Please give the listing again in its entirety, exactly as written.

**RECORDS TO PROCESS**
-- Start --
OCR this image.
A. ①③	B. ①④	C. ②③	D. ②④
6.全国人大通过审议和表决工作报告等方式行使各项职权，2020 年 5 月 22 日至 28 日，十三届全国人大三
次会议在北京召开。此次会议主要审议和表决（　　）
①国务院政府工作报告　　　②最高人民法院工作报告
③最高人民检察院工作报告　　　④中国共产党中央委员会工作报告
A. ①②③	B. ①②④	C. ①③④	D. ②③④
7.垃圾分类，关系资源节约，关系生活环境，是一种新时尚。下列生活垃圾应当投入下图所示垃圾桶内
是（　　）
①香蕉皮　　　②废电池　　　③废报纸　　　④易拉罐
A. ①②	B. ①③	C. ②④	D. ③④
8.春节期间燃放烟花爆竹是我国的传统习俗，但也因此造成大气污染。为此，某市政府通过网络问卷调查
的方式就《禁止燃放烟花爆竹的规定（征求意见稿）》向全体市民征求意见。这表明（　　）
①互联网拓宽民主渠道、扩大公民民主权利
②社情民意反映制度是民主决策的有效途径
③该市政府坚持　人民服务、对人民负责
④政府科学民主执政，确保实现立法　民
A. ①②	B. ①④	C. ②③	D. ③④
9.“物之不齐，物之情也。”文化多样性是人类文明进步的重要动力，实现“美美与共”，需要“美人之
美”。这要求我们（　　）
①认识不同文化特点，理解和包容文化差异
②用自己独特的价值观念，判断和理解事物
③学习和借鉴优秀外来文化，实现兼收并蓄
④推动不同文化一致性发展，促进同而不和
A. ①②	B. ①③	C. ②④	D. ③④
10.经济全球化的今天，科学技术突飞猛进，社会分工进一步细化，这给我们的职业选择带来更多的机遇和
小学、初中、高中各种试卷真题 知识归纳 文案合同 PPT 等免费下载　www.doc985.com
-- End --
**RESULT OF THIS TASK**
OCR this image.
A. ①③	B. ①④	C. ②③	D. ②④
6.全国人大通过审议和表决工作报告等方式行使各项职权，2020 年 5 月 22 日至 28 日，十三届全国人大三
次会议在北京召开。此次会议主要审议和表决（　　）
①国务院政府工作报告　　　②最高人民法院工作报告
③最高人民检察院工作报告　　　④中国共产党中央委员会工作报告
A. ①②③	B. ①②④	C. ①③④	D. ②③④
7.垃圾分类，关系资源节约，关系生活环境，是一种新时尚。下列生活垃圾应当投入下图所示垃圾桶内
是（　　）
①香蕉皮　　　②废电池　　　③废报纸　　　④易拉罐
A. ①②	B. ①③	C. ②④	D. ③④
8.春节期间燃放烟花爆竹是我国的传统习俗，但也因此造成大气污染。为此，某市政府通过网络问卷调查
的方式就《禁止燃放烟花爆竹的规定（征求意见稿）》向全体市民征求意见。这表明（　　）
①互联网拓宽民主渠道、扩大公民民主权利
②社情民意反映制度是民主决策的有效途径
③该市政府坚持　人民服务、对人民负责
④政府科学民主执政，确保实现立法　民
A. ①②	B. ①④	C. ②③	D. ③④
9.“物之不齐，物之情也。”文化多样性是人类文明进步的重要动力，实现“美美与共”，需要“美人之
美”。这要求我们（　　）
①认识不同文化特点，理解和包容文化差异
②用自己独特的价值观念，判断和理解事物
③学习和借鉴优秀外来文化，实现兼收并蓄
④推动不同文化一致性发展，促进同而不和
A. ①②	B. ①③	C. ②④	D. ③④
10.经济全球化的今天，科学技术突飞猛进，社会分工进一步细化，这给我们的职业选择带来更多的机遇和
小学、初中、高中各种试卷真题 知识归纳 文案合同 PPT 等免费下载　www.doc985.com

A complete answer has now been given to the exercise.